WHAT IS BEING ASKED:
Write out the listing below exactly, and omit any images you find in it.

SOURCE RECORDS:
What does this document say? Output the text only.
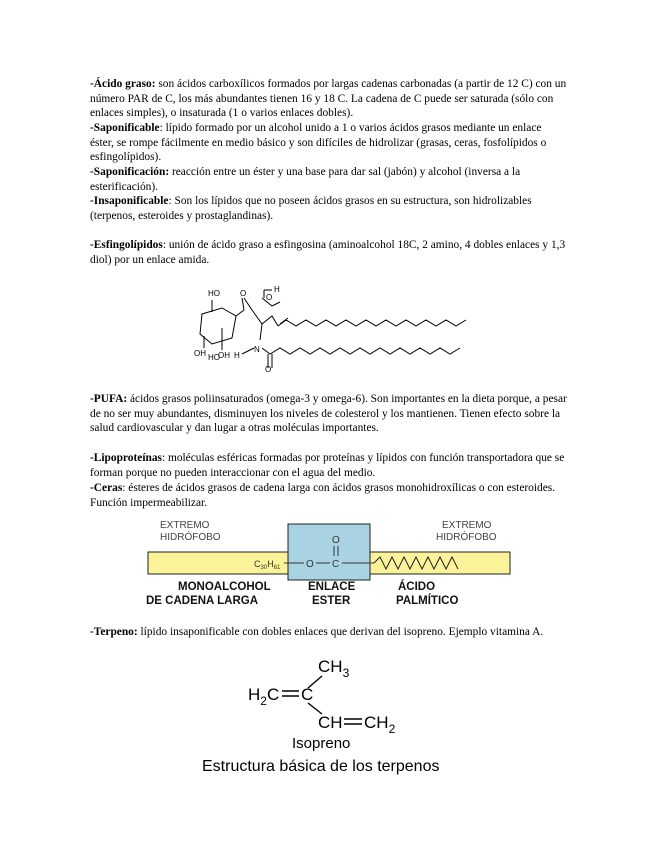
-Ácido graso: son ácidos carboxílicos formados por largas cadenas carbonadas (a partir de 12 C) con un número PAR de C, los más abundantes tienen 16 y 18 C. La cadena de C puede ser saturada (sólo con enlaces simples), o insaturada (1 o varios enlaces dobles).

-Saponificable: lípido formado por un alcohol unido a 1 o varios ácidos grasos mediante un enlace éster, se rompe fácilmente en medio básico y son difíciles de hidrolizar (grasas, ceras, fosfolípidos o esfingolípidos).

-Saponificación: reacción entre un éster y una base para dar sal (jabón) y alcohol (inversa a la esterificación).

-Insaponificable: Son los lípidos que no poseen ácidos grasos en su estructura, son hidrolizables (terpenos, esteroides y prostaglandinas).

-Esfingolípidos: unión de ácido graso a esfingosina (aminoalcohol 18C, 2 amino, 4 dobles enlaces y 1,3 diol) por un enlace amida.

HO
OH HO
OH
O O
H
N
H
O

-PUFA: ácidos grasos poliinsaturados (omega-3 y omega-6). Son importantes en la dieta porque, a pesar de no ser muy abundantes, disminuyen los niveles de colesterol y los mantienen. Tienen efecto sobre la salud cardiovascular y dan lugar a otras moléculas importantes.

-Lipoproteínas: moléculas esféricas formadas por proteínas y lípidos con función transportadora que se forman porque no pueden interaccionar con el agua del medio.

-Ceras: ésteres de ácidos grasos de cadena larga con ácidos grasos monohidroxílicas o con esteroides. Función impermeabilizar.

EXTREMO
HIDRÓFOBO
EXTREMO
HIDRÓFOBO
$C_{30}H_{61}$	O C
O
MONOALCOHOL
DE CADENA LARGA
ENLACE
ESTER
ÁCIDO
PALMÍTICO

-Terpeno: lípido insaponificable con dobles enlaces que derivan del isopreno. Ejemplo vitamina A.

$CH_3$
$H_2C$ C
CH $CH_2$
Isopreno
Estructura básica de los terpenos
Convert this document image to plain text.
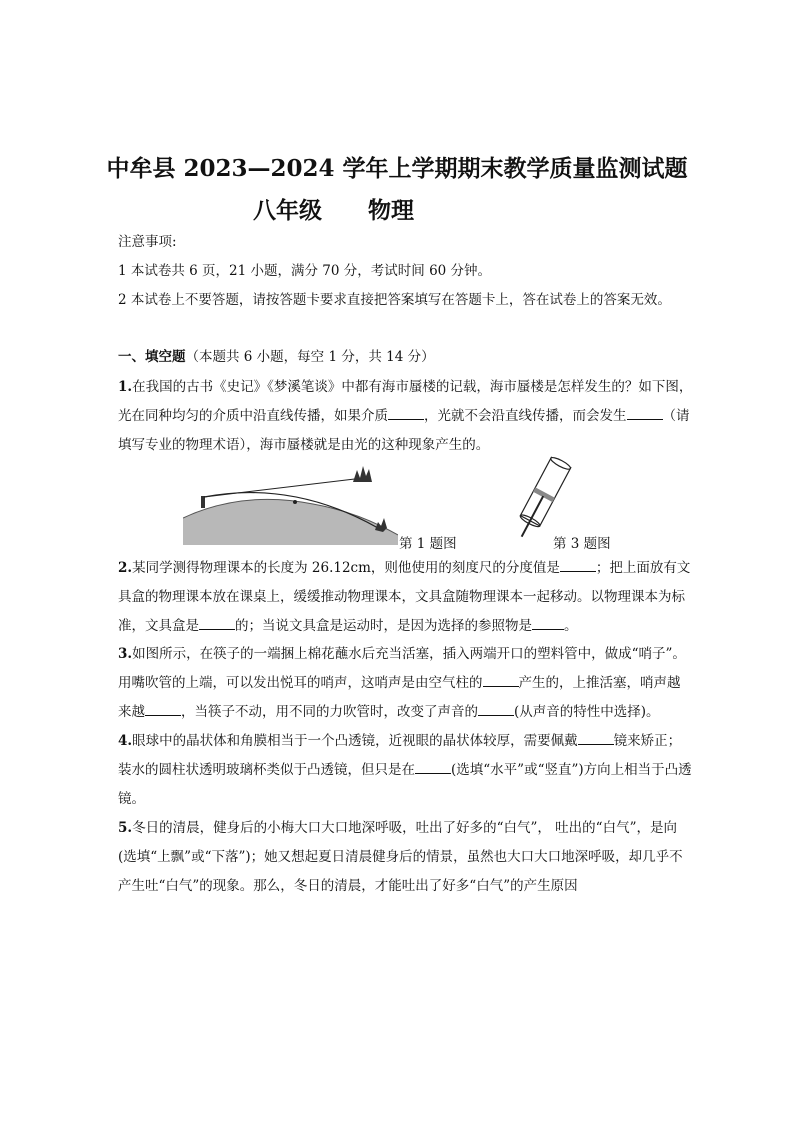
中牟县 2023—2024 学年上学期期末教学质量监测试题
八年级 物理
注意事项:
1 本试卷共 6 页，21 小题，满分 70 分，考试时间 60 分钟。
2 本试卷上不要答题，请按答题卡要求直接把答案填写在答题卡上，答在试卷上的答案无效。
一、填空题（本题共 6 小题，每空 1 分，共 14 分）
1.在我国的古书《史记》《梦溪笔谈》中都有海市蜃楼的记载，海市蜃楼是怎样发生的？如下图，光在同种均匀的介质中沿直线传播，如果介质	，光就不会沿直线传播，而会发生	（请填写专业的物理术语），海市蜃楼就是由光的这种现象产生的。
第 1 题图	第 3 题图
2.某同学测得物理课本的长度为 26.12cm，则他使用的刻度尺的分度值是	；把上面放有文具盒的物理课本放在课桌上，缓缓推动物理课本，文具盒随物理课本一起移动。以物理课本为标准，文具盒是	的；当说文具盒是运动时，是因为选择的参照物是 。
3.如图所示，在筷子的一端捆上棉花蘸水后充当活塞，插入两端开口的塑料管中，做成“哨子”。用嘴吹管的上端，可以发出悦耳的哨声，这哨声是由空气柱的	产生的，上推活塞，哨声越来越	，当筷子不动，用不同的力吹管时，改变了声音的	(从声音的特性中选择)。
4.眼球中的晶状体和角膜相当于一个凸透镜，近视眼的晶状体较厚，需要佩戴	镜来矫正；装水的圆柱状透明玻璃杯类似于凸透镜，但只是在	(选填“水平”或“竖直”)方向上相当于凸透镜。
5.冬日的清晨，健身后的小梅大口大口地深呼吸，吐出了好多的“白气”， 吐出的“白气”，是向(选填“上飘”或“下落”)；她又想起夏日清晨健身后的情景，虽然也大口大口地深呼吸，却几乎不产生吐“白气”的现象。那么，冬日的清晨，才能吐出了好多“白气”的产生原因
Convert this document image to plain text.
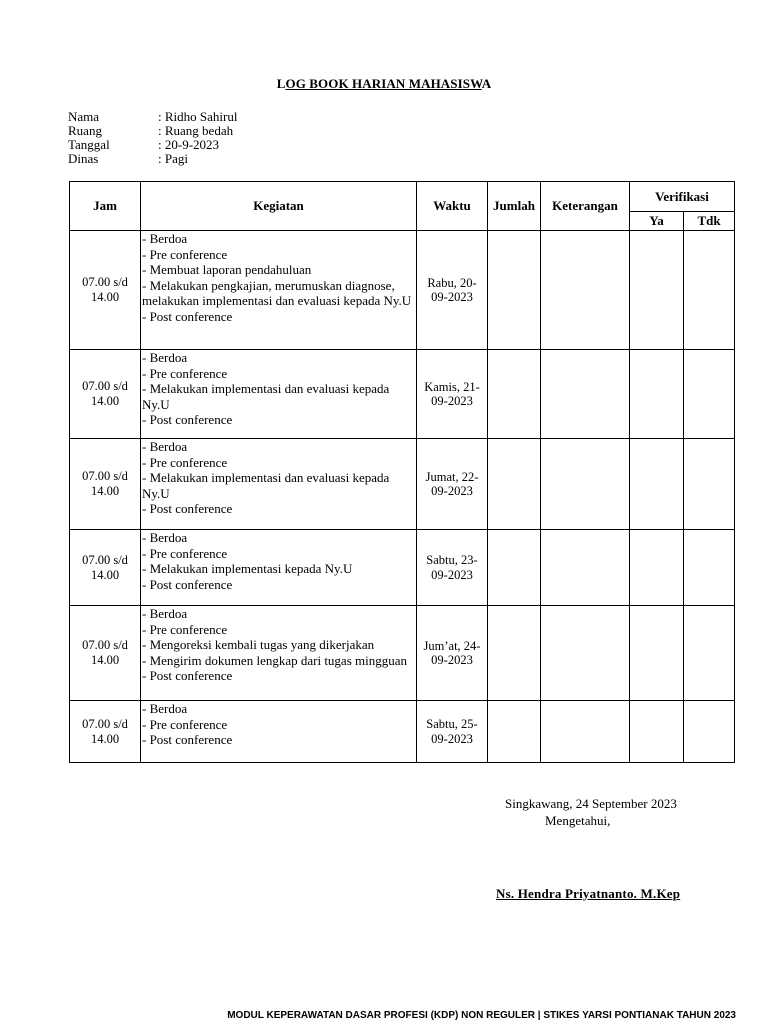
LOG BOOK HARIAN MAHASISWA
Nama	: Ridho Sahirul
Ruang	: Ruang bedah
Tanggal	: 20-9-2023
Dinas	: Pagi
Jam	Kegiatan	Waktu	Jumlah	Keterangan	Verifikasi	
					Ya	Tdk
07.00 s/d 14.00	- Berdoa
- Pre conference
- Membuat laporan pendahuluan
- Melakukan pengkajian, merumuskan diagnose, melakukan implementasi dan evaluasi kepada Ny.U
- Post conference	Rabu, 20-09-2023				
07.00 s/d 14.00	- Berdoa
- Pre conference
- Melakukan implementasi dan evaluasi kepada Ny.U
- Post conference	Kamis, 21-09-2023				
07.00 s/d 14.00	- Berdoa
- Pre conference
- Melakukan implementasi dan evaluasi kepada Ny.U
- Post conference	Jumat, 22-09-2023				
07.00 s/d 14.00	- Berdoa
- Pre conference
- Melakukan implementasi kepada Ny.U
- Post conference	Sabtu, 23-09-2023				
07.00 s/d 14.00	- Berdoa
- Pre conference
- Mengoreksi kembali tugas yang dikerjakan
- Mengirim dokumen lengkap dari tugas mingguan
- Post conference	Jum’at, 24-09-2023				
07.00 s/d 14.00	- Berdoa
- Pre conference
- Post conference	Sabtu, 25-09-2023				
Singkawang, 24 September 2023
Mengetahui,
Ns. Hendra Priyatnanto. M.Kep
MODUL KEPERAWATAN DASAR PROFESI (KDP) NON REGULER | STIKES YARSI PONTIANAK TAHUN 2023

RESULT OF THE EXERCISE:
What does this document say? Output the text only.
-Ácido graso: son ácidos carboxílicos formados por largas cadenas carbonadas (a partir de 12 C) con un número PAR de C, los más abundantes tienen 16 y 18 C. La cadena de C puede ser saturada (sólo con enlaces simples), o insaturada (1 o varios enlaces dobles).

-Saponificable: lípido formado por un alcohol unido a 1 o varios ácidos grasos mediante un enlace éster, se rompe fácilmente en medio básico y son difíciles de hidrolizar (grasas, ceras, fosfolípidos o esfingolípidos).

-Saponificación: reacción entre un éster y una base para dar sal (jabón) y alcohol (inversa a la esterificación).

-Insaponificable: Son los lípidos que no poseen ácidos grasos en su estructura, son hidrolizables (terpenos, esteroides y prostaglandinas).

-Esfingolípidos: unión de ácido graso a esfingosina (aminoalcohol 18C, 2 amino, 4 dobles enlaces y 1,3 diol) por un enlace amida.

HO
OH HO
OH
O O
H
N
H
O

-PUFA: ácidos grasos poliinsaturados (omega-3 y omega-6). Son importantes en la dieta porque, a pesar de no ser muy abundantes, disminuyen los niveles de colesterol y los mantienen. Tienen efecto sobre la salud cardiovascular y dan lugar a otras moléculas importantes.

-Lipoproteínas: moléculas esféricas formadas por proteínas y lípidos con función transportadora que se forman porque no pueden interaccionar con el agua del medio.

-Ceras: ésteres de ácidos grasos de cadena larga con ácidos grasos monohidroxílicas o con esteroides. Función impermeabilizar.

EXTREMO
HIDRÓFOBO
EXTREMO
HIDRÓFOBO
$C_{30}H_{61}$	O C
O
MONOALCOHOL
DE CADENA LARGA
ENLACE
ESTER
ÁCIDO
PALMÍTICO

-Terpeno: lípido insaponificable con dobles enlaces que derivan del isopreno. Ejemplo vitamina A.

$CH_3$
$H_2C$ C
CH $CH_2$
Isopreno
Estructura básica de los terpenos
Convert this document image to plain text.
中牟县 2023—2024 学年上学期期末教学质量监测试题
八年级 物理
注意事项:
1 本试卷共 6 页，21 小题，满分 70 分，考试时间 60 分钟。
2 本试卷上不要答题，请按答题卡要求直接把答案填写在答题卡上，答在试卷上的答案无效。
一、填空题（本题共 6 小题，每空 1 分，共 14 分）
1.在我国的古书《史记》《梦溪笔谈》中都有海市蜃楼的记载，海市蜃楼是怎样发生的？如下图，光在同种均匀的介质中沿直线传播，如果介质	，光就不会沿直线传播，而会发生	（请填写专业的物理术语），海市蜃楼就是由光的这种现象产生的。
第 1 题图	第 3 题图
2.某同学测得物理课本的长度为 26.12cm，则他使用的刻度尺的分度值是	；把上面放有文具盒的物理课本放在课桌上，缓缓推动物理课本，文具盒随物理课本一起移动。以物理课本为标准，文具盒是	的；当说文具盒是运动时，是因为选择的参照物是 。
3.如图所示，在筷子的一端捆上棉花蘸水后充当活塞，插入两端开口的塑料管中，做成“哨子”。用嘴吹管的上端，可以发出悦耳的哨声，这哨声是由空气柱的	产生的，上推活塞，哨声越来越	，当筷子不动，用不同的力吹管时，改变了声音的	(从声音的特性中选择)。
4.眼球中的晶状体和角膜相当于一个凸透镜，近视眼的晶状体较厚，需要佩戴	镜来矫正；装水的圆柱状透明玻璃杯类似于凸透镜，但只是在	(选填“水平”或“竖直”)方向上相当于凸透镜。
5.冬日的清晨，健身后的小梅大口大口地深呼吸，吐出了好多的“白气”， 吐出的“白气”，是向(选填“上飘”或“下落”)；她又想起夏日清晨健身后的情景，虽然也大口大口地深呼吸，却几乎不产生吐“白气”的现象。那么，冬日的清晨，才能吐出了好多“白气”的产生原因
Convert this document image to plain text.
LOG BOOK HARIAN MAHASISWA
Nama	: Ridho Sahirul
Ruang	: Ruang bedah
Tanggal	: 20-9-2023
Dinas	: Pagi
Jam	Kegiatan	Waktu	Jumlah	Keterangan	Verifikasi	
					Ya	Tdk
07.00 s/d 14.00	- Berdoa
- Pre conference
- Membuat laporan pendahuluan
- Melakukan pengkajian, merumuskan diagnose, melakukan implementasi dan evaluasi kepada Ny.U
- Post conference	Rabu, 20-09-2023				
07.00 s/d 14.00	- Berdoa
- Pre conference
- Melakukan implementasi dan evaluasi kepada Ny.U
- Post conference	Kamis, 21-09-2023				
07.00 s/d 14.00	- Berdoa
- Pre conference
- Melakukan implementasi dan evaluasi kepada Ny.U
- Post conference	Jumat, 22-09-2023				
07.00 s/d 14.00	- Berdoa
- Pre conference
- Melakukan implementasi kepada Ny.U
- Post conference	Sabtu, 23-09-2023				
07.00 s/d 14.00	- Berdoa
- Pre conference
- Mengoreksi kembali tugas yang dikerjakan
- Mengirim dokumen lengkap dari tugas mingguan
- Post conference	Jum’at, 24-09-2023				
07.00 s/d 14.00	- Berdoa
- Pre conference
- Post conference	Sabtu, 25-09-2023				
Singkawang, 24 September 2023
Mengetahui,
Ns. Hendra Priyatnanto. M.Kep
MODUL KEPERAWATAN DASAR PROFESI (KDP) NON REGULER | STIKES YARSI PONTIANAK TAHUN 2023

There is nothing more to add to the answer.